+++ Information provided +++

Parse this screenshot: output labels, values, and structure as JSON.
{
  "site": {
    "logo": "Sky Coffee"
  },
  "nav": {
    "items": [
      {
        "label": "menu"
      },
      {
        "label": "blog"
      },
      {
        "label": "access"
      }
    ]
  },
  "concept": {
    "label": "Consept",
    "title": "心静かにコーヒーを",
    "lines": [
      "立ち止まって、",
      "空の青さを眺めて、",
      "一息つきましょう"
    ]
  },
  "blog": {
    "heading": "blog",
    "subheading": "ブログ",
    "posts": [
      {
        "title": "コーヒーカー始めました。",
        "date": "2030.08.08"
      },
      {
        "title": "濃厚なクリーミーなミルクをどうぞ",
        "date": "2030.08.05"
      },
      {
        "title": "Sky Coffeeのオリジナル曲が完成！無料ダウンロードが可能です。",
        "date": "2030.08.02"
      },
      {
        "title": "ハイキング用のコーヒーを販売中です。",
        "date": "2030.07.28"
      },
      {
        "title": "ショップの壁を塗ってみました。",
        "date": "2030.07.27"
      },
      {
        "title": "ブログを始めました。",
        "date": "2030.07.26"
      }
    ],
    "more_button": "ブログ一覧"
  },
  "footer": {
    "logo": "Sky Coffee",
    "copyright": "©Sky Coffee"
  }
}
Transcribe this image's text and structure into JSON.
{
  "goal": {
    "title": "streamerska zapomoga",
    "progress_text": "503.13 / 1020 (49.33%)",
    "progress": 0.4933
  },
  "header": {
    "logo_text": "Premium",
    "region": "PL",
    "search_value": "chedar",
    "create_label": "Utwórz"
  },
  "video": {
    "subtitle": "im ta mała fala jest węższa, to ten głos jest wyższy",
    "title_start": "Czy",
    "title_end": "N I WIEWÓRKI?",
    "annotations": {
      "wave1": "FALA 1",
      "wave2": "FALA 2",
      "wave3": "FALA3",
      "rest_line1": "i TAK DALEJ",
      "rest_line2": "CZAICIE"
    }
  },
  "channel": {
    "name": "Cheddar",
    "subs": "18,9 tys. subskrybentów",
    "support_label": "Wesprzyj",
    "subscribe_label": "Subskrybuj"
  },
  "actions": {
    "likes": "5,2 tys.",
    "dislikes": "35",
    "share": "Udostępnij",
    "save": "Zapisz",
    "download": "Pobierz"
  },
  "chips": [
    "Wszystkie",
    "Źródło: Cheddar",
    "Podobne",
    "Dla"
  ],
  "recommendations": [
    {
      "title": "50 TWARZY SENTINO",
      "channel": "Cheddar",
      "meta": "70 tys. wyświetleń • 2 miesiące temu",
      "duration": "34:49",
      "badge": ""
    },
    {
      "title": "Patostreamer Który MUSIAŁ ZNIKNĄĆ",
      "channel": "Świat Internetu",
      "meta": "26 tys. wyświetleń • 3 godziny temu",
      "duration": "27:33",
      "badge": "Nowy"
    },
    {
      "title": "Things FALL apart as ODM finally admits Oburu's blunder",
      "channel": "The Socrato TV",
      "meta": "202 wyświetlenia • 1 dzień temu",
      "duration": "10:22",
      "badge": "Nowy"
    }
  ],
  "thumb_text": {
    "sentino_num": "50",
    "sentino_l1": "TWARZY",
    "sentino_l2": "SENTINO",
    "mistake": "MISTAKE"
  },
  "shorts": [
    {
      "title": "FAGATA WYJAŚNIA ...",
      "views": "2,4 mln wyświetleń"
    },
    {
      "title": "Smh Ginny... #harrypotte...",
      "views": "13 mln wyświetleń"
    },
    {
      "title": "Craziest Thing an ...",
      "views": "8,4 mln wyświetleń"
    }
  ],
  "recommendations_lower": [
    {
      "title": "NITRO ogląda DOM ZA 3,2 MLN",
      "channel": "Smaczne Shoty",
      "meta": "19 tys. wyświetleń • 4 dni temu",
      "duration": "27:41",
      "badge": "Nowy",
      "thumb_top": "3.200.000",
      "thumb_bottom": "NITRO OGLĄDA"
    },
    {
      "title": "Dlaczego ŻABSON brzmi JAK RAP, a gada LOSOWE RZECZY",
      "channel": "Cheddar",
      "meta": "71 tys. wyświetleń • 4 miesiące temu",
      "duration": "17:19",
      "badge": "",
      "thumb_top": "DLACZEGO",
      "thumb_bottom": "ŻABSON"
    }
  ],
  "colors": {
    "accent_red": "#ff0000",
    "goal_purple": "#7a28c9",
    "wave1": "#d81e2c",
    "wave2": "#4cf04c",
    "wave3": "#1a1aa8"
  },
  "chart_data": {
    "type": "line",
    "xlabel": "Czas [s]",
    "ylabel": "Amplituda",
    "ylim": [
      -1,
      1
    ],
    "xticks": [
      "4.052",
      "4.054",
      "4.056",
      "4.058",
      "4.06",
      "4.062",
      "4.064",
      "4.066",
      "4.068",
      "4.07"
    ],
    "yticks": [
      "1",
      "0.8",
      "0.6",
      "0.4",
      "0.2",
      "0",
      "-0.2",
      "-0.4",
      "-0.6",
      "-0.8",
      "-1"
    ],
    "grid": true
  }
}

+++

What to do:
Report how many lines in the records above contain the word "temu", giving only the number.

Complete answer:
5